┏━━
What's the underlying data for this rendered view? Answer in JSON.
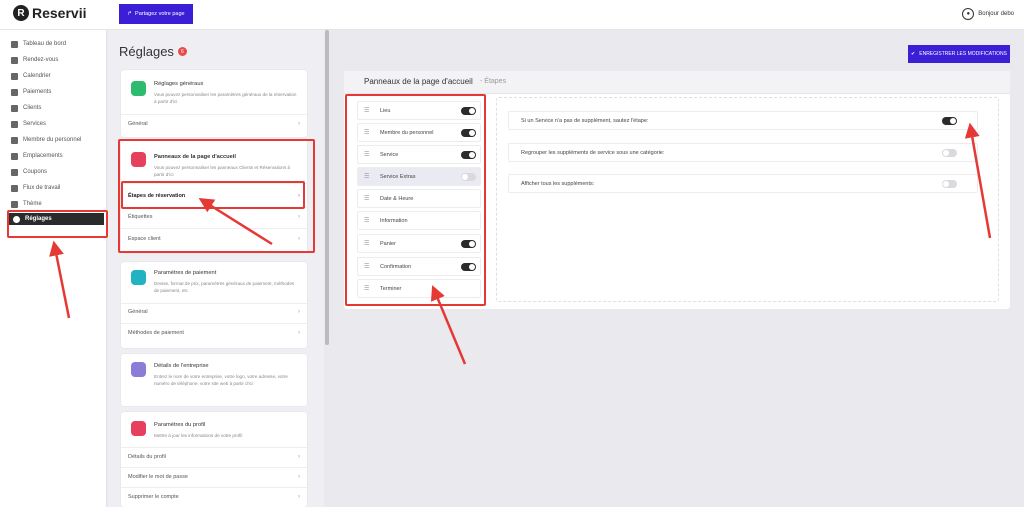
{
  "brand": {
    "name": "Reservii"
  },
  "topbar": {
    "share_label": "Partagez votre page",
    "greeting": "Bonjour debo"
  },
  "sidebar": {
    "items": [
      {
        "label": "Tableau de bord",
        "icon": "grid-icon"
      },
      {
        "label": "Rendez-vous",
        "icon": "clock-icon"
      },
      {
        "label": "Calendrier",
        "icon": "calendar-icon"
      },
      {
        "label": "Paiements",
        "icon": "money-icon"
      },
      {
        "label": "Clients",
        "icon": "users-icon"
      },
      {
        "label": "Services",
        "icon": "list-icon"
      },
      {
        "label": "Membre du personnel",
        "icon": "person-icon"
      },
      {
        "label": "Emplacements",
        "icon": "location-icon"
      },
      {
        "label": "Coupons",
        "icon": "coupon-icon"
      },
      {
        "label": "Flux de travail",
        "icon": "workflow-icon"
      },
      {
        "label": "Thème",
        "icon": "brush-icon"
      },
      {
        "label": "Réglages",
        "icon": "gear-icon",
        "active": true
      }
    ]
  },
  "settings": {
    "title": "Réglages",
    "badge": "6",
    "cards": [
      {
        "title": "Réglages généraux",
        "desc": "Vous pouvez personnaliser les paramètres généraux de la réservation à partir d'ici",
        "icon_color": "#2dbb6e",
        "rows": [
          "Général"
        ]
      },
      {
        "title": "Panneaux de la page d'accueil",
        "desc": "Vous pouvez personnaliser les panneaux Clients et Réservations à partir d'ici",
        "icon_color": "#e6405e",
        "rows": [
          "Étapes de réservation",
          "Étiquettes",
          "Espace client"
        ]
      },
      {
        "title": "Paramètres de paiement",
        "desc": "Devise, format de prix, paramètres généraux de paiement, méthodes de paiement, etc",
        "icon_color": "#23b1c4",
        "rows": [
          "Général",
          "Méthodes de paiement"
        ]
      },
      {
        "title": "Détails de l'entreprise",
        "desc": "Entrez le nom de votre entreprise, votre logo, votre adresse, votre numéro de téléphone, votre site web à partir d'ici",
        "icon_color": "#8b7cd8",
        "rows": []
      },
      {
        "title": "Paramètres du profil",
        "desc": "Mettre à jour les informations de votre profil",
        "icon_color": "#e6405e",
        "rows": [
          "Détails du profil",
          "Modifier le mot de passe",
          "Supprimer le compte"
        ]
      }
    ]
  },
  "panel": {
    "title": "Panneaux de la page d'accueil",
    "subtitle": "- Étapes",
    "save_label": "ENREGISTRER LES MODIFICATIONS",
    "steps": [
      {
        "label": "Lieu",
        "toggle": "on"
      },
      {
        "label": "Membre du personnel",
        "toggle": "on"
      },
      {
        "label": "Service",
        "toggle": "on"
      },
      {
        "label": "Service Extras",
        "toggle": "off",
        "selected": true
      },
      {
        "label": "Date & Heure",
        "toggle": "none"
      },
      {
        "label": "Information",
        "toggle": "none"
      },
      {
        "label": "Panier",
        "toggle": "on"
      },
      {
        "label": "Confirmation",
        "toggle": "on"
      },
      {
        "label": "Terminer",
        "toggle": "none"
      }
    ],
    "options": [
      {
        "label": "Si un Service n'a pas de supplément, sautez l'étape:",
        "toggle": "on"
      },
      {
        "label": "Regrouper les suppléments de service sous une catégorie:",
        "toggle": "off"
      },
      {
        "label": "Afficher tous les suppléments:",
        "toggle": "off"
      }
    ]
  },
  "colors": {
    "accent": "#3a1fd6",
    "highlight": "#e53935"
  }
}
┗━━
## [GIVEN EXERCISE]
Every record must be copied exactly, with the pictures left out.

## [ANSWER]
What's the underlying data for this rendered view? Answer in JSON.
{
  "brand": {
    "name": "Reservii"
  },
  "topbar": {
    "share_label": "Partagez votre page",
    "greeting": "Bonjour debo"
  },
  "sidebar": {
    "items": [
      {
        "label": "Tableau de bord",
        "icon": "grid-icon"
      },
      {
        "label": "Rendez-vous",
        "icon": "clock-icon"
      },
      {
        "label": "Calendrier",
        "icon": "calendar-icon"
      },
      {
        "label": "Paiements",
        "icon": "money-icon"
      },
      {
        "label": "Clients",
        "icon": "users-icon"
      },
      {
        "label": "Services",
        "icon": "list-icon"
      },
      {
        "label": "Membre du personnel",
        "icon": "person-icon"
      },
      {
        "label": "Emplacements",
        "icon": "location-icon"
      },
      {
        "label": "Coupons",
        "icon": "coupon-icon"
      },
      {
        "label": "Flux de travail",
        "icon": "workflow-icon"
      },
      {
        "label": "Thème",
        "icon": "brush-icon"
      },
      {
        "label": "Réglages",
        "icon": "gear-icon",
        "active": true
      }
    ]
  },
  "settings": {
    "title": "Réglages",
    "badge": "6",
    "cards": [
      {
        "title": "Réglages généraux",
        "desc": "Vous pouvez personnaliser les paramètres généraux de la réservation à partir d'ici",
        "icon_color": "#2dbb6e",
        "rows": [
          "Général"
        ]
      },
      {
        "title": "Panneaux de la page d'accueil",
        "desc": "Vous pouvez personnaliser les panneaux Clients et Réservations à partir d'ici",
        "icon_color": "#e6405e",
        "rows": [
          "Étapes de réservation",
          "Étiquettes",
          "Espace client"
        ]
      },
      {
        "title": "Paramètres de paiement",
        "desc": "Devise, format de prix, paramètres généraux de paiement, méthodes de paiement, etc",
        "icon_color": "#23b1c4",
        "rows": [
          "Général",
          "Méthodes de paiement"
        ]
      },
      {
        "title": "Détails de l'entreprise",
        "desc": "Entrez le nom de votre entreprise, votre logo, votre adresse, votre numéro de téléphone, votre site web à partir d'ici",
        "icon_color": "#8b7cd8",
        "rows": []
      },
      {
        "title": "Paramètres du profil",
        "desc": "Mettre à jour les informations de votre profil",
        "icon_color": "#e6405e",
        "rows": [
          "Détails du profil",
          "Modifier le mot de passe",
          "Supprimer le compte"
        ]
      }
    ]
  },
  "panel": {
    "title": "Panneaux de la page d'accueil",
    "subtitle": "- Étapes",
    "save_label": "ENREGISTRER LES MODIFICATIONS",
    "steps": [
      {
        "label": "Lieu",
        "toggle": "on"
      },
      {
        "label": "Membre du personnel",
        "toggle": "on"
      },
      {
        "label": "Service",
        "toggle": "on"
      },
      {
        "label": "Service Extras",
        "toggle": "off",
        "selected": true
      },
      {
        "label": "Date & Heure",
        "toggle": "none"
      },
      {
        "label": "Information",
        "toggle": "none"
      },
      {
        "label": "Panier",
        "toggle": "on"
      },
      {
        "label": "Confirmation",
        "toggle": "on"
      },
      {
        "label": "Terminer",
        "toggle": "none"
      }
    ],
    "options": [
      {
        "label": "Si un Service n'a pas de supplément, sautez l'étape:",
        "toggle": "on"
      },
      {
        "label": "Regrouper les suppléments de service sous une catégorie:",
        "toggle": "off"
      },
      {
        "label": "Afficher tous les suppléments:",
        "toggle": "off"
      }
    ]
  },
  "colors": {
    "accent": "#3a1fd6",
    "highlight": "#e53935"
  }
}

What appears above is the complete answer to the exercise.